Short exercise: Convert the data from the start through the line containing "todo-text: Lorem ipsum dolor sit, amet [140,805,363,825]", inclusive, into a numbered list, leaving out any blank lines.

Provided entries:
_ _ _

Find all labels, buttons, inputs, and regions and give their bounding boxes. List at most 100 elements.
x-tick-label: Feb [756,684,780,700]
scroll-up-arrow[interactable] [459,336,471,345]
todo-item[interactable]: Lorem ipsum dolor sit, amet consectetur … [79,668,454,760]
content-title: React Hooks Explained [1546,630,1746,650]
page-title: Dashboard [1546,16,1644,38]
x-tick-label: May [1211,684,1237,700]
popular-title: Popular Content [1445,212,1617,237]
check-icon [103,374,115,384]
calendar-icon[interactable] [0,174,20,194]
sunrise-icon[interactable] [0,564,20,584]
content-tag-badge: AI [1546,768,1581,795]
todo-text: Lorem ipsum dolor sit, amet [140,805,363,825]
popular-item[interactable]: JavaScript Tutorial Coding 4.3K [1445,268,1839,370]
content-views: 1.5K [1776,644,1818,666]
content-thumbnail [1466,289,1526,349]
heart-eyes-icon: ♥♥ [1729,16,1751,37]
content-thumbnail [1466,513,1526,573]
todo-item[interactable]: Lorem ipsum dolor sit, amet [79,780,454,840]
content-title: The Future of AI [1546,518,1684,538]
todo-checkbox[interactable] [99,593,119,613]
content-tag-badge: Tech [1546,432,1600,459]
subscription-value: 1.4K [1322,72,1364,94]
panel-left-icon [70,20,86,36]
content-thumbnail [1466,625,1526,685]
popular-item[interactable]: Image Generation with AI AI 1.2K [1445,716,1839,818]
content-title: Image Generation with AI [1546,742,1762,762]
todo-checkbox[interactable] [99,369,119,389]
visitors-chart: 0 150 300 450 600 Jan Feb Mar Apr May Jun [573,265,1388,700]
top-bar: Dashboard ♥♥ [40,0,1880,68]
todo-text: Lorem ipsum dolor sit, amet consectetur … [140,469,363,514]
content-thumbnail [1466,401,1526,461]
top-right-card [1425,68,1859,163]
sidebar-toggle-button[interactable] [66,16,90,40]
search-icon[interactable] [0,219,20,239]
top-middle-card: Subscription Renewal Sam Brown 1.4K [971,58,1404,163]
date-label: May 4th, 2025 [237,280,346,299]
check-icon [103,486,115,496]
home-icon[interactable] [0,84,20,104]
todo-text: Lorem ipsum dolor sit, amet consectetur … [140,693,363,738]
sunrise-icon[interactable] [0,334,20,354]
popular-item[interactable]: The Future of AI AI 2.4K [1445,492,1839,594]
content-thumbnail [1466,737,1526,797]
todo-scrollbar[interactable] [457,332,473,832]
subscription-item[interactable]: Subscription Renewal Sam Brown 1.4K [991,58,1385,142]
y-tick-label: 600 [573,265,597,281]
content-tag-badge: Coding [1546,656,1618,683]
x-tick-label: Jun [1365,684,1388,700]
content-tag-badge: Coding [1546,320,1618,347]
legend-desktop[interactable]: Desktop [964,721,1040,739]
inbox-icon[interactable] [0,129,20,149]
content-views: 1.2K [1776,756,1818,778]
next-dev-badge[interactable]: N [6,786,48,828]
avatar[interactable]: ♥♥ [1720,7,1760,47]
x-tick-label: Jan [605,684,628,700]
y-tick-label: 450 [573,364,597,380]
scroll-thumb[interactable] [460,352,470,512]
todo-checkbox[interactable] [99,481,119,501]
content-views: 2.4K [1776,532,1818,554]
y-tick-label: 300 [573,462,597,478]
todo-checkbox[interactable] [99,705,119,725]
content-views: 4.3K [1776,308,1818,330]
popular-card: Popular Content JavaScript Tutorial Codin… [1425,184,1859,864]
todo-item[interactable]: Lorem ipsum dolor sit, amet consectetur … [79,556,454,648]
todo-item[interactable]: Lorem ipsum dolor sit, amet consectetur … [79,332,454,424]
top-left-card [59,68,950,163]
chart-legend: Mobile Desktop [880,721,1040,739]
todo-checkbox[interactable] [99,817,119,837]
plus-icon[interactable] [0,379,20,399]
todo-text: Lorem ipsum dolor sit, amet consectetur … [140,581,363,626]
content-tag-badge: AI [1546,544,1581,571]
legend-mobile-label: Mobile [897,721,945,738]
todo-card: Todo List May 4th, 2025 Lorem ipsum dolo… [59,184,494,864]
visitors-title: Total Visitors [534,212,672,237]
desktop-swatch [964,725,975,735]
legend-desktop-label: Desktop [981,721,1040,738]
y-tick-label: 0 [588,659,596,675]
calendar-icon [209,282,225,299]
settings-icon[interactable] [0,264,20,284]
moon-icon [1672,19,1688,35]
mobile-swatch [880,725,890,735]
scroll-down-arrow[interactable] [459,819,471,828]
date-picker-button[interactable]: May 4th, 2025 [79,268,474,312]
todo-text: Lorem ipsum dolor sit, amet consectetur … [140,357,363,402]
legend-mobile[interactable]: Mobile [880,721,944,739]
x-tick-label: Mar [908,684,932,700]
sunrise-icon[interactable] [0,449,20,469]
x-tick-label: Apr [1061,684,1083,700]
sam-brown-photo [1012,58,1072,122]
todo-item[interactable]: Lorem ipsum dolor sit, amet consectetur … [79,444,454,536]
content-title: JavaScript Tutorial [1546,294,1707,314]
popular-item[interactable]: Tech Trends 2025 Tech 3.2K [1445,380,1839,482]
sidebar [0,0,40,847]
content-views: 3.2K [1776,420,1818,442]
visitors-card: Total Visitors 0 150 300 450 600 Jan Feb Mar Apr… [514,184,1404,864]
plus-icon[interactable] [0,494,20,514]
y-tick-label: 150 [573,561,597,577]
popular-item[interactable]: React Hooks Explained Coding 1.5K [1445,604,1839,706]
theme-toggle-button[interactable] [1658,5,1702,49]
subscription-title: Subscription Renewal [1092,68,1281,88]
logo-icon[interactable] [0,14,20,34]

_ _ _

Exercise result:
1. Find all labels, buttons, inputs, and regions and give their bounding boxes. List at most 100 elements.
2. x-tick-label: Feb [756,684,780,700]
3. scroll-up-arrow[interactable] [459,336,471,345]
4. todo-item[interactable]: Lorem ipsum dolor sit, amet consectetur … [79,668,454,760]
5. content-title: React Hooks Explained [1546,630,1746,650]
6. page-title: Dashboard [1546,16,1644,38]
7. x-tick-label: May [1211,684,1237,700]
8. popular-title: Popular Content [1445,212,1617,237]
9. check-icon [103,374,115,384]
10. calendar-icon[interactable] [0,174,20,194]
11. sunrise-icon[interactable] [0,564,20,584]
12. content-tag-badge: AI [1546,768,1581,795]
13. todo-text: Lorem ipsum dolor sit, amet [140,805,363,825]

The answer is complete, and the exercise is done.